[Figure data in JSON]

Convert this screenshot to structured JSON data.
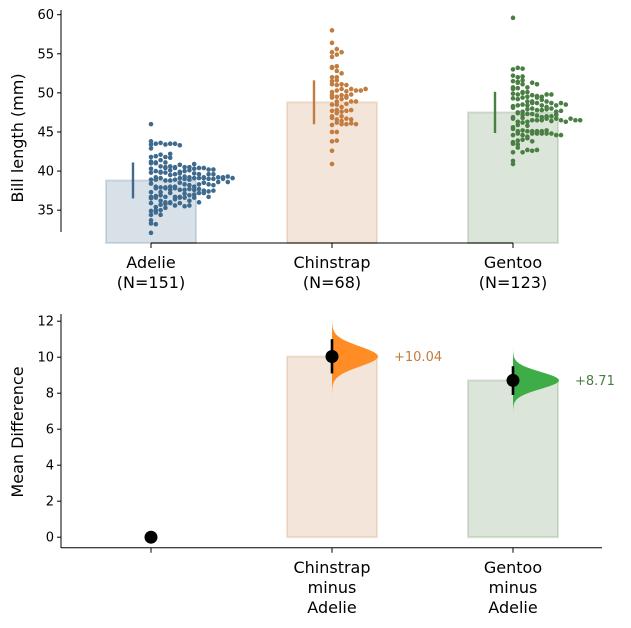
{
  "colors": {
    "Adelie": "#3e6a8e",
    "Chinstrap": "#c27c3f",
    "Gentoo": "#4a7f43",
    "Chinstrap_violin": "#ff8c25",
    "Gentoo_violin": "#3fad47"
  },
  "chart_data": [
    {
      "type": "swarm",
      "ylabel": "Bill length (mm)",
      "ylim": [
        30.8,
        60.6
      ],
      "yticks": [
        35,
        40,
        45,
        50,
        55,
        60
      ],
      "groups": [
        {
          "name": "Adelie",
          "label": [
            "Adelie",
            "(N=151)"
          ],
          "n": 151,
          "mean": 38.8,
          "sd": 2.7,
          "min": 32.1,
          "max": 46.0
        },
        {
          "name": "Chinstrap",
          "label": [
            "Chinstrap",
            "(N=68)"
          ],
          "n": 68,
          "mean": 48.8,
          "sd": 3.3,
          "min": 40.9,
          "max": 58.0
        },
        {
          "name": "Gentoo",
          "label": [
            "Gentoo",
            "(N=123)"
          ],
          "n": 123,
          "mean": 47.5,
          "sd": 3.1,
          "min": 40.9,
          "max": 59.6
        }
      ]
    },
    {
      "type": "bar",
      "ylabel": "Mean Difference",
      "ylim": [
        -0.6,
        12.4
      ],
      "yticks": [
        0,
        2,
        4,
        6,
        8,
        10,
        12
      ],
      "categories": [
        {
          "name": "Adelie",
          "label": [],
          "value": 0,
          "ci": null,
          "annotation": ""
        },
        {
          "name": "Chinstrap",
          "label": [
            "Chinstrap",
            "minus",
            "Adelie"
          ],
          "value": 10.04,
          "ci": [
            9.1,
            11.0
          ],
          "annotation": "+10.04"
        },
        {
          "name": "Gentoo",
          "label": [
            "Gentoo",
            "minus",
            "Adelie"
          ],
          "value": 8.71,
          "ci": [
            7.9,
            9.5
          ],
          "annotation": "+8.71"
        }
      ]
    }
  ]
}
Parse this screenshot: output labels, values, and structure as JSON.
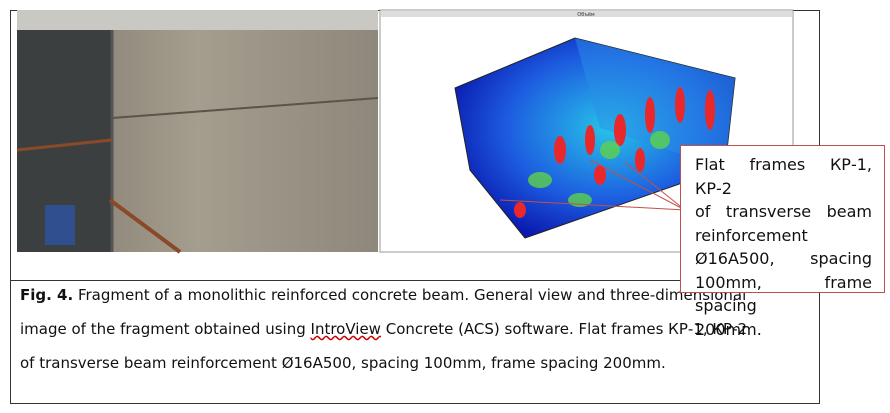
{
  "figure": {
    "window_title": "Объём"
  },
  "callout": {
    "lines": [
      "Flat frames КР-1, КР-2",
      "of transverse beam",
      "reinforcement",
      "Ø16A500, spacing",
      "100mm, frame spacing",
      "200mm."
    ]
  },
  "caption": {
    "label": "Fig. 4.",
    "line1": "Fragment of a monolithic reinforced concrete beam. General view and three-dimensional",
    "line2": [
      "image of the fragment obtained using ",
      "IntroView",
      " Concrete (ACS) software. Flat frames КР-1, КР-2"
    ],
    "line3": "of transverse beam reinforcement Ø16A500, spacing 100mm, frame spacing 200mm."
  }
}
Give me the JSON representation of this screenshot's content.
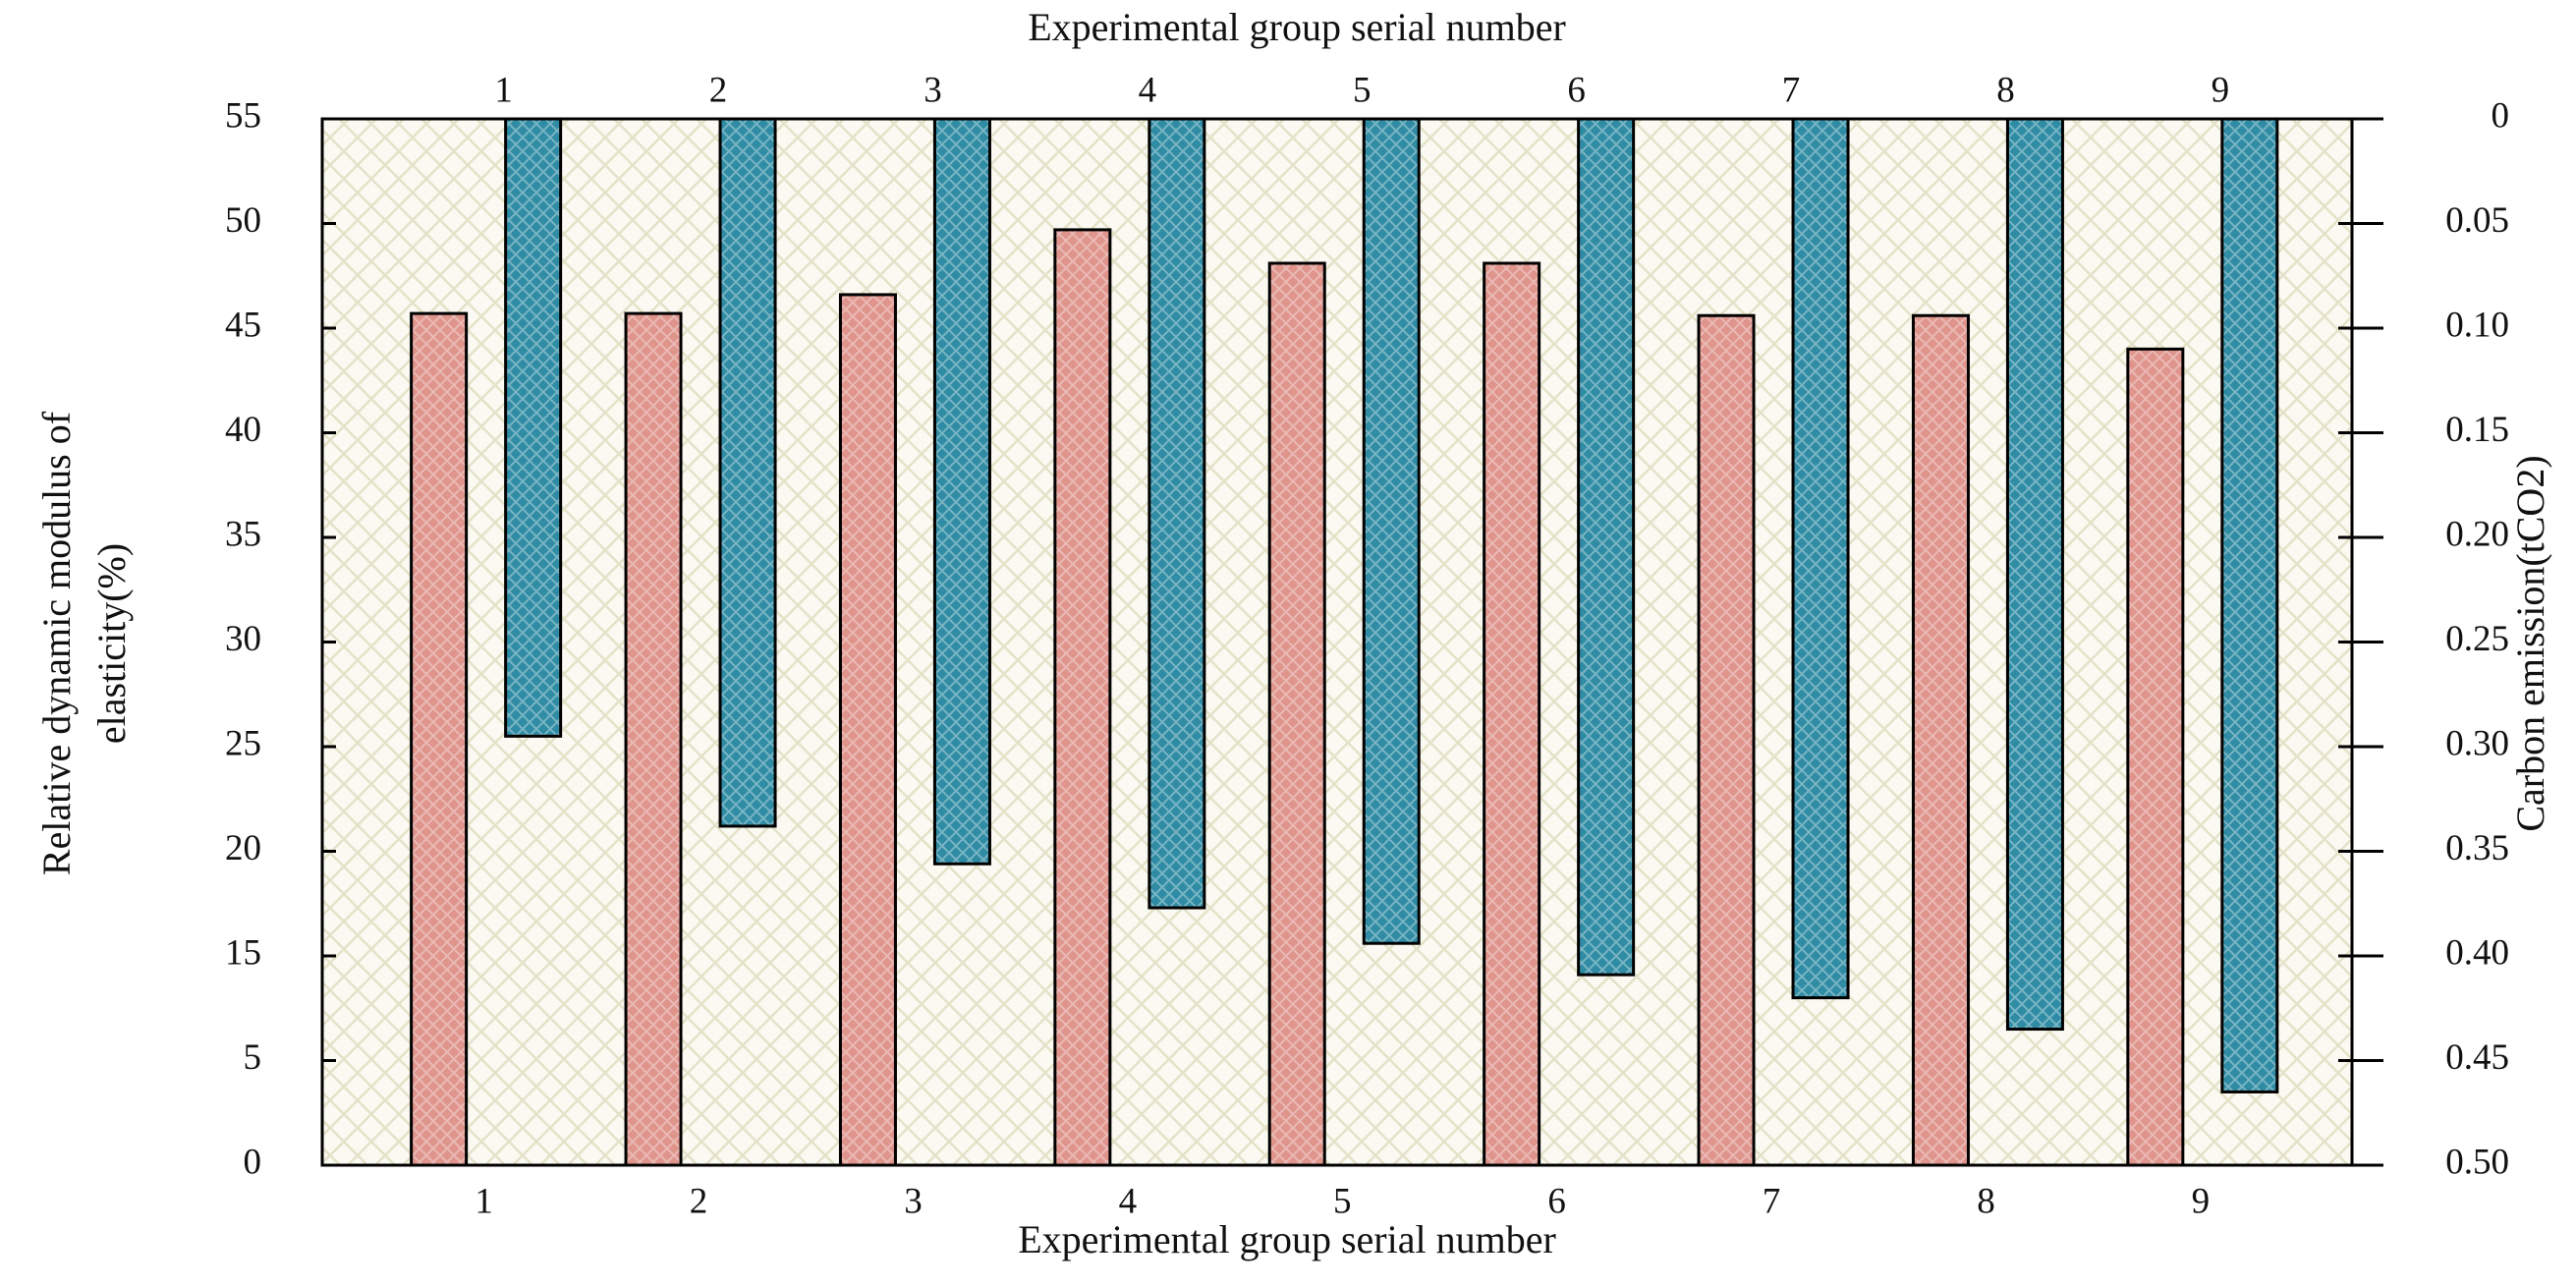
{
  "chart_data": {
    "type": "bar",
    "xlabel": "Experimental group serial number",
    "x2label": "Experimental group serial number",
    "ylabel": [
      "Relative dynamic modulus of",
      "elasticity(%)"
    ],
    "y2label": "Carbon emission(tCO2)",
    "categories": [
      "1",
      "2",
      "3",
      "4",
      "5",
      "6",
      "7",
      "8",
      "9"
    ],
    "x2_categories": [
      "1",
      "2",
      "3",
      "4",
      "5",
      "6",
      "7",
      "8",
      "9"
    ],
    "series": [
      {
        "color": "#df948c",
        "values": [
          45.7,
          45.7,
          46.6,
          49.7,
          48.1,
          48.1,
          45.6,
          45.6,
          44.0
        ]
      },
      {
        "color": "#2f8ca4",
        "axis": "y2",
        "values": [
          0.295,
          0.338,
          0.356,
          0.377,
          0.394,
          0.409,
          0.42,
          0.435,
          0.465
        ]
      }
    ],
    "ylim": [
      0,
      55
    ],
    "yticks": [
      0,
      5,
      15,
      20,
      25,
      30,
      35,
      40,
      45,
      50,
      55
    ],
    "y2lim": [
      0,
      0.5
    ],
    "y2_inverted": true,
    "y2ticks": [
      0,
      0.05,
      {
        "value": 0.1,
        "label": "0.10"
      },
      0.15,
      {
        "value": 0.2,
        "label": "0.20"
      },
      0.25,
      {
        "value": 0.3,
        "label": "0.30"
      },
      0.35,
      {
        "value": 0.4,
        "label": "0.40"
      },
      0.45,
      {
        "value": 0.5,
        "label": "0.50"
      }
    ]
  }
}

● **What the task asks**
Find each line holding the string "beam" and copy it out.

● **Reply to the task**
      "of transverse beam",
    "line1": "Fragment of a monolithic reinforced concrete beam. General view and three-dimensional",
    "line3": "of transverse beam reinforcement Ø16A500, spacing 100mm, frame spacing 200mm."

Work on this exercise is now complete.